GIVEN DATA:
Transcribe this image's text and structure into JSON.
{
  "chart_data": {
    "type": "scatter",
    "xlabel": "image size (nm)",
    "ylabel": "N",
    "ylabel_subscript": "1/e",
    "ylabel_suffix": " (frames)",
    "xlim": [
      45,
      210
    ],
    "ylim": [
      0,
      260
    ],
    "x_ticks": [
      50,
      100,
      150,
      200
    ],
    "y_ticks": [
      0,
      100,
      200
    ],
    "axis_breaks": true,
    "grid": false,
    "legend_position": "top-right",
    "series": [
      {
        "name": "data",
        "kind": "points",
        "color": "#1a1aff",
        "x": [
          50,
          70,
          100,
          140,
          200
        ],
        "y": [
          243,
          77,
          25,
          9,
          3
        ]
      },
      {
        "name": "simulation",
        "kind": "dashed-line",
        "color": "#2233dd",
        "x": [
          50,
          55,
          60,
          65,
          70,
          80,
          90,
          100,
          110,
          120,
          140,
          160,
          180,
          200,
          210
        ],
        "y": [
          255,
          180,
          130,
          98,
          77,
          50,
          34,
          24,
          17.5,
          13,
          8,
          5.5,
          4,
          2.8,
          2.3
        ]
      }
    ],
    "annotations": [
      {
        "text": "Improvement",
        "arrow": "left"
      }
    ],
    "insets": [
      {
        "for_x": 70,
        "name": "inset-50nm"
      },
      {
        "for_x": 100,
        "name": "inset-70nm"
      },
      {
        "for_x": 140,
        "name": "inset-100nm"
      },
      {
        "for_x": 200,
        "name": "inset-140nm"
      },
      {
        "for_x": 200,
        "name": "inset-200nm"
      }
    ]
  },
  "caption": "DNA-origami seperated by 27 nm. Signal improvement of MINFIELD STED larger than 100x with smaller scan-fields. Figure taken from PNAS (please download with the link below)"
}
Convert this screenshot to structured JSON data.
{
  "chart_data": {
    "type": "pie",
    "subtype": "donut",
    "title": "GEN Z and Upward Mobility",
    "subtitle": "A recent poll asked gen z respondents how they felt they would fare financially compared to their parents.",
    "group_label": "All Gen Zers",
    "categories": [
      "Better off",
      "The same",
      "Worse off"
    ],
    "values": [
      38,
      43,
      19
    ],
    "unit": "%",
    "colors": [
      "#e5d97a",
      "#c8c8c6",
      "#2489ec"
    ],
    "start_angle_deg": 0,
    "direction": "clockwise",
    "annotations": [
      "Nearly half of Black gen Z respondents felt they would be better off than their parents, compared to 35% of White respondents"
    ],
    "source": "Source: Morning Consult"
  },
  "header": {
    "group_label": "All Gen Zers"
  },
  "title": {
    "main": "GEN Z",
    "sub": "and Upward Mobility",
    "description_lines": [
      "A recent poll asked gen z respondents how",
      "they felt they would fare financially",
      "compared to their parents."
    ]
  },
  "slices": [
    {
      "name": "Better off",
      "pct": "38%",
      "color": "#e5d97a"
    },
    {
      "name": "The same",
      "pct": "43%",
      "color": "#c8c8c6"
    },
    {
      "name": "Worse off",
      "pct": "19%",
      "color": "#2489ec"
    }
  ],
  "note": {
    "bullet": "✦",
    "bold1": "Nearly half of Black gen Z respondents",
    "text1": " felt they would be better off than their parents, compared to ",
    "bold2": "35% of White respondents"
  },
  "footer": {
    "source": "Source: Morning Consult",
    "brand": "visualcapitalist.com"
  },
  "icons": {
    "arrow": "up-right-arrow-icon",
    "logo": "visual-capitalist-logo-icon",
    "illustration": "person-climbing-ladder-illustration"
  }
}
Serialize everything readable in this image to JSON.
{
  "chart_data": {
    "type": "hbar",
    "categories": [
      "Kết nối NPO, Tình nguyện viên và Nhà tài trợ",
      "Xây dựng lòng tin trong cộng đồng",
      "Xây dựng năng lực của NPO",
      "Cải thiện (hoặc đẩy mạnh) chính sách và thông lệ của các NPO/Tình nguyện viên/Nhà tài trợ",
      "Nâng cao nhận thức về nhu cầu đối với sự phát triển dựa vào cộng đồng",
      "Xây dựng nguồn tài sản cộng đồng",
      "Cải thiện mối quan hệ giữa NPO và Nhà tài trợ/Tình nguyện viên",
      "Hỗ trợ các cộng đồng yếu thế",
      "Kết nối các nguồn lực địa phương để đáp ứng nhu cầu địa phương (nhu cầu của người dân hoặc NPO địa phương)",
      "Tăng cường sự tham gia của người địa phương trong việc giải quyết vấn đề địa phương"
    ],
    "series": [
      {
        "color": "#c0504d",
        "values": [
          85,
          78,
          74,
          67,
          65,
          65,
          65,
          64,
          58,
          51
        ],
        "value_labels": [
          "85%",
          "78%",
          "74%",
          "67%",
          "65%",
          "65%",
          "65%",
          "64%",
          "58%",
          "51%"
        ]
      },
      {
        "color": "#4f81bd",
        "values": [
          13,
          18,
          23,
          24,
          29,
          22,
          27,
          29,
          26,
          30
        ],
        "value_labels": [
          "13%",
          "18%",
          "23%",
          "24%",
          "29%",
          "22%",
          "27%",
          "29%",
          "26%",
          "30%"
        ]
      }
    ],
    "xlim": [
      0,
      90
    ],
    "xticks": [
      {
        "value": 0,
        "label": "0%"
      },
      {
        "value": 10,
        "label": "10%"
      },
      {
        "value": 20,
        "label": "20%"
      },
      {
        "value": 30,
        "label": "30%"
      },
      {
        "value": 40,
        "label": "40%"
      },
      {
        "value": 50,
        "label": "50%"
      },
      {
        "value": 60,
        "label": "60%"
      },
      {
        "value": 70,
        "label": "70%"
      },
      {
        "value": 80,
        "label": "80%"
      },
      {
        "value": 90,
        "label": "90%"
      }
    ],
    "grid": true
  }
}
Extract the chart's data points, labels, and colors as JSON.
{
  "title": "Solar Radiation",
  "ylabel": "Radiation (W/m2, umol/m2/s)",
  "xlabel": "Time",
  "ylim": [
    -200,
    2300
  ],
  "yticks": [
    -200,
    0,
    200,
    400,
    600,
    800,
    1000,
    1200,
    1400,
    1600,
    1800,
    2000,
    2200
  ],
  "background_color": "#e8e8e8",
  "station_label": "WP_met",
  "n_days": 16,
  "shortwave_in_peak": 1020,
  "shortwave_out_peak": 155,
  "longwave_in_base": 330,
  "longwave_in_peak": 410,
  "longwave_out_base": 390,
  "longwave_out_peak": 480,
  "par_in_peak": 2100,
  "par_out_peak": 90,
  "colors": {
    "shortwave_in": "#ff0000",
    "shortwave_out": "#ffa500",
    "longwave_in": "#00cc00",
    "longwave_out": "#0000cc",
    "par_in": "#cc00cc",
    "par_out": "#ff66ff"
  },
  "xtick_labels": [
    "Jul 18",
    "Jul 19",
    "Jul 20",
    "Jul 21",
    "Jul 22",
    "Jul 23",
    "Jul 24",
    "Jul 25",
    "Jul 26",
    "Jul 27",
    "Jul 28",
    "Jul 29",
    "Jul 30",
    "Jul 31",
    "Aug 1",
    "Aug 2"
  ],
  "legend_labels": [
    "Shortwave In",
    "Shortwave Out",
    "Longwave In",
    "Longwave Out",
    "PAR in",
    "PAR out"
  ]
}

TASK DIRECTIONS:
From the data above, extract every line in its exact form.

RESPONSE FOR THIS EXERCISE:
Transcribe this image's text and structure into JSON.
{
  "chart_data": {
    "type": "scatter",
    "xlabel": "image size (nm)",
    "ylabel": "N",
    "ylabel_subscript": "1/e",
    "ylabel_suffix": " (frames)",
    "xlim": [
      45,
      210
    ],
    "ylim": [
      0,
      260
    ],
    "x_ticks": [
      50,
      100,
      150,
      200
    ],
    "y_ticks": [
      0,
      100,
      200
    ],
    "axis_breaks": true,
    "grid": false,
    "legend_position": "top-right",
    "series": [
      {
        "name": "data",
        "kind": "points",
        "color": "#1a1aff",
        "x": [
          50,
          70,
          100,
          140,
          200
        ],
        "y": [
          243,
          77,
          25,
          9,
          3
        ]
      },
      {
        "name": "simulation",
        "kind": "dashed-line",
        "color": "#2233dd",
        "x": [
          50,
          55,
          60,
          65,
          70,
          80,
          90,
          100,
          110,
          120,
          140,
          160,
          180,
          200,
          210
        ],
        "y": [
          255,
          180,
          130,
          98,
          77,
          50,
          34,
          24,
          17.5,
          13,
          8,
          5.5,
          4,
          2.8,
          2.3
        ]
      }
    ],
    "annotations": [
      {
        "text": "Improvement",
        "arrow": "left"
      }
    ],
    "insets": [
      {
        "for_x": 70,
        "name": "inset-50nm"
      },
      {
        "for_x": 100,
        "name": "inset-70nm"
      },
      {
        "for_x": 140,
        "name": "inset-100nm"
      },
      {
        "for_x": 200,
        "name": "inset-140nm"
      },
      {
        "for_x": 200,
        "name": "inset-200nm"
      }
    ]
  },
  "caption": "DNA-origami seperated by 27 nm. Signal improvement of MINFIELD STED larger than 100x with smaller scan-fields. Figure taken from PNAS (please download with the link below)"
}
Convert this screenshot to structured JSON data.
{
  "chart_data": {
    "type": "pie",
    "subtype": "donut",
    "title": "GEN Z and Upward Mobility",
    "subtitle": "A recent poll asked gen z respondents how they felt they would fare financially compared to their parents.",
    "group_label": "All Gen Zers",
    "categories": [
      "Better off",
      "The same",
      "Worse off"
    ],
    "values": [
      38,
      43,
      19
    ],
    "unit": "%",
    "colors": [
      "#e5d97a",
      "#c8c8c6",
      "#2489ec"
    ],
    "start_angle_deg": 0,
    "direction": "clockwise",
    "annotations": [
      "Nearly half of Black gen Z respondents felt they would be better off than their parents, compared to 35% of White respondents"
    ],
    "source": "Source: Morning Consult"
  },
  "header": {
    "group_label": "All Gen Zers"
  },
  "title": {
    "main": "GEN Z",
    "sub": "and Upward Mobility",
    "description_lines": [
      "A recent poll asked gen z respondents how",
      "they felt they would fare financially",
      "compared to their parents."
    ]
  },
  "slices": [
    {
      "name": "Better off",
      "pct": "38%",
      "color": "#e5d97a"
    },
    {
      "name": "The same",
      "pct": "43%",
      "color": "#c8c8c6"
    },
    {
      "name": "Worse off",
      "pct": "19%",
      "color": "#2489ec"
    }
  ],
  "note": {
    "bullet": "✦",
    "bold1": "Nearly half of Black gen Z respondents",
    "text1": " felt they would be better off than their parents, compared to ",
    "bold2": "35% of White respondents"
  },
  "footer": {
    "source": "Source: Morning Consult",
    "brand": "visualcapitalist.com"
  },
  "icons": {
    "arrow": "up-right-arrow-icon",
    "logo": "visual-capitalist-logo-icon",
    "illustration": "person-climbing-ladder-illustration"
  }
}
Serialize everything readable in this image to JSON.
{
  "chart_data": {
    "type": "hbar",
    "categories": [
      "Kết nối NPO, Tình nguyện viên và Nhà tài trợ",
      "Xây dựng lòng tin trong cộng đồng",
      "Xây dựng năng lực của NPO",
      "Cải thiện (hoặc đẩy mạnh) chính sách và thông lệ của các NPO/Tình nguyện viên/Nhà tài trợ",
      "Nâng cao nhận thức về nhu cầu đối với sự phát triển dựa vào cộng đồng",
      "Xây dựng nguồn tài sản cộng đồng",
      "Cải thiện mối quan hệ giữa NPO và Nhà tài trợ/Tình nguyện viên",
      "Hỗ trợ các cộng đồng yếu thế",
      "Kết nối các nguồn lực địa phương để đáp ứng nhu cầu địa phương (nhu cầu của người dân hoặc NPO địa phương)",
      "Tăng cường sự tham gia của người địa phương trong việc giải quyết vấn đề địa phương"
    ],
    "series": [
      {
        "color": "#c0504d",
        "values": [
          85,
          78,
          74,
          67,
          65,
          65,
          65,
          64,
          58,
          51
        ],
        "value_labels": [
          "85%",
          "78%",
          "74%",
          "67%",
          "65%",
          "65%",
          "65%",
          "64%",
          "58%",
          "51%"
        ]
      },
      {
        "color": "#4f81bd",
        "values": [
          13,
          18,
          23,
          24,
          29,
          22,
          27,
          29,
          26,
          30
        ],
        "value_labels": [
          "13%",
          "18%",
          "23%",
          "24%",
          "29%",
          "22%",
          "27%",
          "29%",
          "26%",
          "30%"
        ]
      }
    ],
    "xlim": [
      0,
      90
    ],
    "xticks": [
      {
        "value": 0,
        "label": "0%"
      },
      {
        "value": 10,
        "label": "10%"
      },
      {
        "value": 20,
        "label": "20%"
      },
      {
        "value": 30,
        "label": "30%"
      },
      {
        "value": 40,
        "label": "40%"
      },
      {
        "value": 50,
        "label": "50%"
      },
      {
        "value": 60,
        "label": "60%"
      },
      {
        "value": 70,
        "label": "70%"
      },
      {
        "value": 80,
        "label": "80%"
      },
      {
        "value": 90,
        "label": "90%"
      }
    ],
    "grid": true
  }
}
Extract the chart's data points, labels, and colors as JSON.
{
  "title": "Solar Radiation",
  "ylabel": "Radiation (W/m2, umol/m2/s)",
  "xlabel": "Time",
  "ylim": [
    -200,
    2300
  ],
  "yticks": [
    -200,
    0,
    200,
    400,
    600,
    800,
    1000,
    1200,
    1400,
    1600,
    1800,
    2000,
    2200
  ],
  "background_color": "#e8e8e8",
  "station_label": "WP_met",
  "n_days": 16,
  "shortwave_in_peak": 1020,
  "shortwave_out_peak": 155,
  "longwave_in_base": 330,
  "longwave_in_peak": 410,
  "longwave_out_base": 390,
  "longwave_out_peak": 480,
  "par_in_peak": 2100,
  "par_out_peak": 90,
  "colors": {
    "shortwave_in": "#ff0000",
    "shortwave_out": "#ffa500",
    "longwave_in": "#00cc00",
    "longwave_out": "#0000cc",
    "par_in": "#cc00cc",
    "par_out": "#ff66ff"
  },
  "xtick_labels": [
    "Jul 18",
    "Jul 19",
    "Jul 20",
    "Jul 21",
    "Jul 22",
    "Jul 23",
    "Jul 24",
    "Jul 25",
    "Jul 26",
    "Jul 27",
    "Jul 28",
    "Jul 29",
    "Jul 30",
    "Jul 31",
    "Aug 1",
    "Aug 2"
  ],
  "legend_labels": [
    "Shortwave In",
    "Shortwave Out",
    "Longwave In",
    "Longwave Out",
    "PAR in",
    "PAR out"
  ]
}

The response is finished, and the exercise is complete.